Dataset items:

* * *

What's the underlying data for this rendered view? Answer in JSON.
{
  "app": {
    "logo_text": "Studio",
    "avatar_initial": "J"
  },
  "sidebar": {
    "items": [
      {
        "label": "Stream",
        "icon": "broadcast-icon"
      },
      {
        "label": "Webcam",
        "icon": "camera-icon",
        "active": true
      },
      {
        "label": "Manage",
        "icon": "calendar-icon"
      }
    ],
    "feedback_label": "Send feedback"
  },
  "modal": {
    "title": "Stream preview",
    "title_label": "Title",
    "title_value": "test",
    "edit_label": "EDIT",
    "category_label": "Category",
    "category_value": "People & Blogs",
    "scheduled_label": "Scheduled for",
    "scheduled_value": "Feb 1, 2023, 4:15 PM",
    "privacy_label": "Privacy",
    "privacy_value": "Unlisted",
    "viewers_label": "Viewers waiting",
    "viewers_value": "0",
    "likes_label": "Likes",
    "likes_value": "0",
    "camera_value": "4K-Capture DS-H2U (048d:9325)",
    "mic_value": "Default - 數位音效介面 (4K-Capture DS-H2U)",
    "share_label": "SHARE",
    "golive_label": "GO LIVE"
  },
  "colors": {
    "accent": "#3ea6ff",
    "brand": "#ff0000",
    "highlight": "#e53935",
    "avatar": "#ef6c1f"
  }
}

* * *

Task description » Pull out all lines from the entries above that include the word "Capture".

Exercise output »
    "camera_value": "4K-Capture DS-H2U (048d:9325)",
    "mic_value": "Default - 數位音效介面 (4K-Capture DS-H2U)",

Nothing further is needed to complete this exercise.